WHAT YOU NEED TO DO >> Give the entries back exactly, dropping each image.

__________________________________________________

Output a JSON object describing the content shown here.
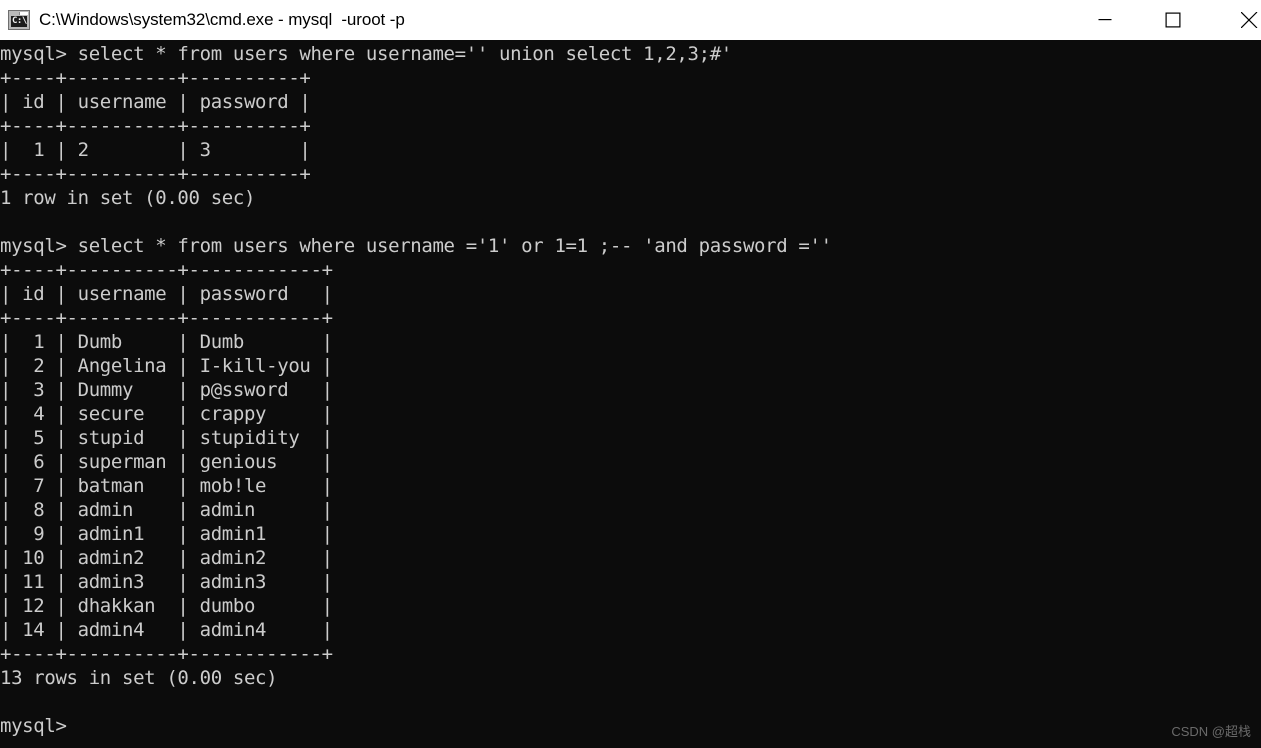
{
  "window": {
    "title": "C:\\Windows\\system32\\cmd.exe - mysql  -uroot -p",
    "icon_label": "C:\\",
    "icon_name": "cmd-exe-icon",
    "background_color": "#0c0c0c",
    "foreground_color": "#cccccc",
    "titlebar_background": "#ffffff"
  },
  "controls": {
    "minimize_label": "Minimize",
    "maximize_label": "Maximize",
    "close_label": "Close"
  },
  "terminal": {
    "prompt": "mysql>",
    "lines": [
      "mysql> select * from users where username='' union select 1,2,3;#'",
      "+----+----------+----------+",
      "| id | username | password |",
      "+----+----------+----------+",
      "|  1 | 2        | 3        |",
      "+----+----------+----------+",
      "1 row in set (0.00 sec)",
      "",
      "mysql> select * from users where username ='1' or 1=1 ;-- 'and password =''",
      "+----+----------+------------+",
      "| id | username | password   |",
      "+----+----------+------------+",
      "|  1 | Dumb     | Dumb       |",
      "|  2 | Angelina | I-kill-you |",
      "|  3 | Dummy    | p@ssword   |",
      "|  4 | secure   | crappy     |",
      "|  5 | stupid   | stupidity  |",
      "|  6 | superman | genious    |",
      "|  7 | batman   | mob!le     |",
      "|  8 | admin    | admin      |",
      "|  9 | admin1   | admin1     |",
      "| 10 | admin2   | admin2     |",
      "| 11 | admin3   | admin3     |",
      "| 12 | dhakkan  | dumbo      |",
      "| 14 | admin4   | admin4     |",
      "+----+----------+------------+",
      "13 rows in set (0.00 sec)",
      "",
      "mysql>"
    ],
    "queries": [
      {
        "command": "select * from users where username='' union select 1,2,3;#'",
        "columns": [
          "id",
          "username",
          "password"
        ],
        "rows": [
          [
            "1",
            "2",
            "3"
          ]
        ],
        "status": "1 row in set (0.00 sec)"
      },
      {
        "command": "select * from users where username ='1' or 1=1 ;-- 'and password =''",
        "columns": [
          "id",
          "username",
          "password"
        ],
        "rows": [
          [
            "1",
            "Dumb",
            "Dumb"
          ],
          [
            "2",
            "Angelina",
            "I-kill-you"
          ],
          [
            "3",
            "Dummy",
            "p@ssword"
          ],
          [
            "4",
            "secure",
            "crappy"
          ],
          [
            "5",
            "stupid",
            "stupidity"
          ],
          [
            "6",
            "superman",
            "genious"
          ],
          [
            "7",
            "batman",
            "mob!le"
          ],
          [
            "8",
            "admin",
            "admin"
          ],
          [
            "9",
            "admin1",
            "admin1"
          ],
          [
            "10",
            "admin2",
            "admin2"
          ],
          [
            "11",
            "admin3",
            "admin3"
          ],
          [
            "12",
            "dhakkan",
            "dumbo"
          ],
          [
            "14",
            "admin4",
            "admin4"
          ]
        ],
        "status": "13 rows in set (0.00 sec)"
      }
    ]
  },
  "watermark": {
    "text": "CSDN @超栈"
  }
}
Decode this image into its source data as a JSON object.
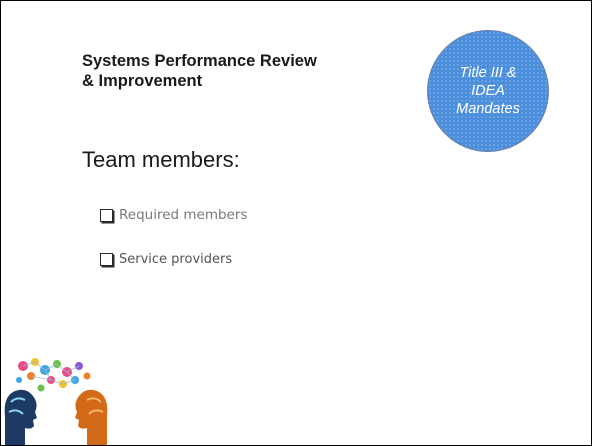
{
  "slide": {
    "title": "Systems Performance Review\n& Improvement",
    "badge": {
      "lines": [
        "Title III &",
        "IDEA",
        "Mandates"
      ],
      "color": "#4b8fdc"
    },
    "heading": "Team members:",
    "checklist": [
      {
        "label": "Required members",
        "checked": false
      },
      {
        "label": "Service providers",
        "checked": false
      }
    ],
    "illustration": "two-heads-brainstorm-icon"
  }
}
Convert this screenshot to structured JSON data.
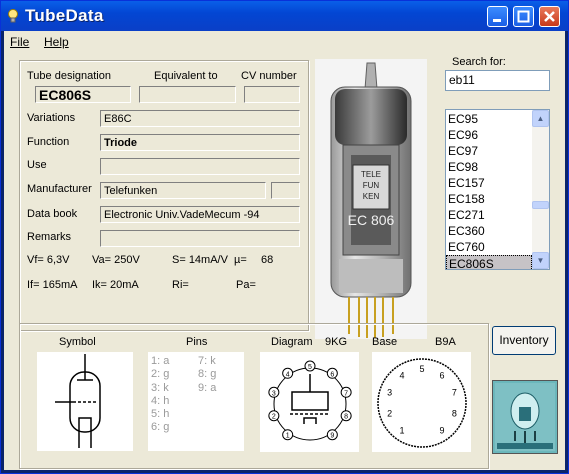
{
  "window": {
    "title": "TubeData"
  },
  "menu": {
    "file": "File",
    "help": "Help"
  },
  "fields": {
    "tube_designation_label": "Tube designation",
    "equivalent_label": "Equivalent to",
    "cv_label": "CV number",
    "tube_designation": "EC806S",
    "equivalent": "",
    "cv_number": "",
    "variations_label": "Variations",
    "variations": "E86C",
    "function_label": "Function",
    "function": "Triode",
    "use_label": "Use",
    "use": "",
    "manufacturer_label": "Manufacturer",
    "manufacturer": "Telefunken",
    "manufacturer_extra": "",
    "databook_label": "Data book",
    "databook": "Electronic Univ.VadeMecum -94",
    "remarks_label": "Remarks",
    "remarks": ""
  },
  "specs": {
    "vf": "Vf= 6,3V",
    "va": "Va= 250V",
    "s": "S= 14mA/V",
    "mu_label": "µ=",
    "mu": "68",
    "if": "If= 165mA",
    "ik": "Ik= 20mA",
    "ri": "Ri=",
    "pa": "Pa="
  },
  "search": {
    "label": "Search for:",
    "value": "eb11"
  },
  "tube_list": {
    "items": [
      "EC95",
      "EC96",
      "EC97",
      "EC98",
      "EC157",
      "EC158",
      "EC271",
      "EC360",
      "EC760",
      "EC806S"
    ],
    "selected": "EC806S"
  },
  "photo": {
    "tube_print_1": "TELE",
    "tube_print_2": "FUN",
    "tube_print_3": "KEN",
    "tube_print_4": "EC 806"
  },
  "bottom": {
    "symbol_label": "Symbol",
    "pins_label": "Pins",
    "diagram_label": "Diagram",
    "diagram_code": "9KG",
    "base_label": "Base",
    "base_code": "B9A",
    "pins_col1": [
      "1: a",
      "2: g",
      "3: k",
      "4: h",
      "5: h",
      "6: g"
    ],
    "pins_col2": [
      "7: k",
      "8: g",
      "9: a"
    ],
    "diagram_pins": [
      "1",
      "2",
      "3",
      "4",
      "5",
      "6",
      "7",
      "8",
      "9"
    ],
    "base_pins": [
      "1",
      "2",
      "3",
      "4",
      "5",
      "6",
      "7",
      "8",
      "9"
    ]
  },
  "buttons": {
    "inventory": "Inventory"
  },
  "colors": {
    "titlebar": "#0346d3",
    "face": "#ece9d8",
    "selected": "#c6c3c6"
  }
}
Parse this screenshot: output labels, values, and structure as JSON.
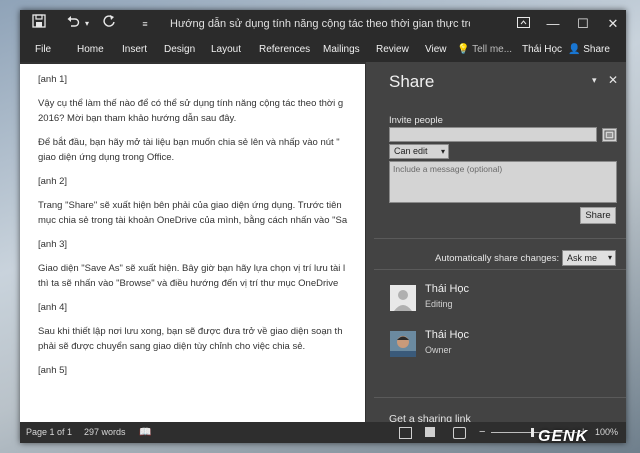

__________________________________________________

OUTPUT BELOW >>
Output a JSON object describing the content shown here.
{
  "window": {
    "title": "C:\\Windows\\system32\\cmd.exe - mysql  -uroot -p",
    "icon_label": "C:\\",
    "icon_name": "cmd-exe-icon",
    "background_color": "#0c0c0c",
    "foreground_color": "#cccccc",
    "titlebar_background": "#ffffff"
  },
  "controls": {
    "minimize_label": "Minimize",
    "maximize_label": "Maximize",
    "close_label": "Close"
  },
  "terminal": {
    "prompt": "mysql>",
    "lines": [
      "mysql> select * from users where username='' union select 1,2,3;#'",
      "+----+----------+----------+",
      "| id | username | password |",
      "+----+----------+----------+",
      "|  1 | 2        | 3        |",
      "+----+----------+----------+",
      "1 row in set (0.00 sec)",
      "",
      "mysql> select * from users where username ='1' or 1=1 ;-- 'and password =''",
      "+----+----------+------------+",
      "| id | username | password   |",
      "+----+----------+------------+",
      "|  1 | Dumb     | Dumb       |",
      "|  2 | Angelina | I-kill-you |",
      "|  3 | Dummy    | p@ssword   |",
      "|  4 | secure   | crappy     |",
      "|  5 | stupid   | stupidity  |",
      "|  6 | superman | genious    |",
      "|  7 | batman   | mob!le     |",
      "|  8 | admin    | admin      |",
      "|  9 | admin1   | admin1     |",
      "| 10 | admin2   | admin2     |",
      "| 11 | admin3   | admin3     |",
      "| 12 | dhakkan  | dumbo      |",
      "| 14 | admin4   | admin4     |",
      "+----+----------+------------+",
      "13 rows in set (0.00 sec)",
      "",
      "mysql>"
    ],
    "queries": [
      {
        "command": "select * from users where username='' union select 1,2,3;#'",
        "columns": [
          "id",
          "username",
          "password"
        ],
        "rows": [
          [
            "1",
            "2",
            "3"
          ]
        ],
        "status": "1 row in set (0.00 sec)"
      },
      {
        "command": "select * from users where username ='1' or 1=1 ;-- 'and password =''",
        "columns": [
          "id",
          "username",
          "password"
        ],
        "rows": [
          [
            "1",
            "Dumb",
            "Dumb"
          ],
          [
            "2",
            "Angelina",
            "I-kill-you"
          ],
          [
            "3",
            "Dummy",
            "p@ssword"
          ],
          [
            "4",
            "secure",
            "crappy"
          ],
          [
            "5",
            "stupid",
            "stupidity"
          ],
          [
            "6",
            "superman",
            "genious"
          ],
          [
            "7",
            "batman",
            "mob!le"
          ],
          [
            "8",
            "admin",
            "admin"
          ],
          [
            "9",
            "admin1",
            "admin1"
          ],
          [
            "10",
            "admin2",
            "admin2"
          ],
          [
            "11",
            "admin3",
            "admin3"
          ],
          [
            "12",
            "dhakkan",
            "dumbo"
          ],
          [
            "14",
            "admin4",
            "admin4"
          ]
        ],
        "status": "13 rows in set (0.00 sec)"
      }
    ]
  },
  "watermark": {
    "text": "CSDN @超栈"
  }
}
Decode this image into its source data as a JSON object.
{
  "slide": {
    "title": "Systems Performance Review\n& Improvement",
    "badge": {
      "lines": [
        "Title III &",
        "IDEA",
        "Mandates"
      ],
      "color": "#4b8fdc"
    },
    "heading": "Team members:",
    "checklist": [
      {
        "label": "Required members",
        "checked": false
      },
      {
        "label": "Service providers",
        "checked": false
      }
    ],
    "illustration": "two-heads-brainstorm-icon"
  }
}
Convert this screenshot to structured JSON data.
{
  "window": {
    "title": "TubeData"
  },
  "menu": {
    "file": "File",
    "help": "Help"
  },
  "fields": {
    "tube_designation_label": "Tube designation",
    "equivalent_label": "Equivalent to",
    "cv_label": "CV number",
    "tube_designation": "EC806S",
    "equivalent": "",
    "cv_number": "",
    "variations_label": "Variations",
    "variations": "E86C",
    "function_label": "Function",
    "function": "Triode",
    "use_label": "Use",
    "use": "",
    "manufacturer_label": "Manufacturer",
    "manufacturer": "Telefunken",
    "manufacturer_extra": "",
    "databook_label": "Data book",
    "databook": "Electronic Univ.VadeMecum -94",
    "remarks_label": "Remarks",
    "remarks": ""
  },
  "specs": {
    "vf": "Vf= 6,3V",
    "va": "Va= 250V",
    "s": "S= 14mA/V",
    "mu_label": "µ=",
    "mu": "68",
    "if": "If= 165mA",
    "ik": "Ik= 20mA",
    "ri": "Ri=",
    "pa": "Pa="
  },
  "search": {
    "label": "Search for:",
    "value": "eb11"
  },
  "tube_list": {
    "items": [
      "EC95",
      "EC96",
      "EC97",
      "EC98",
      "EC157",
      "EC158",
      "EC271",
      "EC360",
      "EC760",
      "EC806S"
    ],
    "selected": "EC806S"
  },
  "photo": {
    "tube_print_1": "TELE",
    "tube_print_2": "FUN",
    "tube_print_3": "KEN",
    "tube_print_4": "EC 806"
  },
  "bottom": {
    "symbol_label": "Symbol",
    "pins_label": "Pins",
    "diagram_label": "Diagram",
    "diagram_code": "9KG",
    "base_label": "Base",
    "base_code": "B9A",
    "pins_col1": [
      "1: a",
      "2: g",
      "3: k",
      "4: h",
      "5: h",
      "6: g"
    ],
    "pins_col2": [
      "7: k",
      "8: g",
      "9: a"
    ],
    "diagram_pins": [
      "1",
      "2",
      "3",
      "4",
      "5",
      "6",
      "7",
      "8",
      "9"
    ],
    "base_pins": [
      "1",
      "2",
      "3",
      "4",
      "5",
      "6",
      "7",
      "8",
      "9"
    ]
  },
  "buttons": {
    "inventory": "Inventory"
  },
  "colors": {
    "titlebar": "#0346d3",
    "face": "#ece9d8",
    "selected": "#c6c3c6"
  }
}
Parse this screenshot: output labels, values, and structure as JSON.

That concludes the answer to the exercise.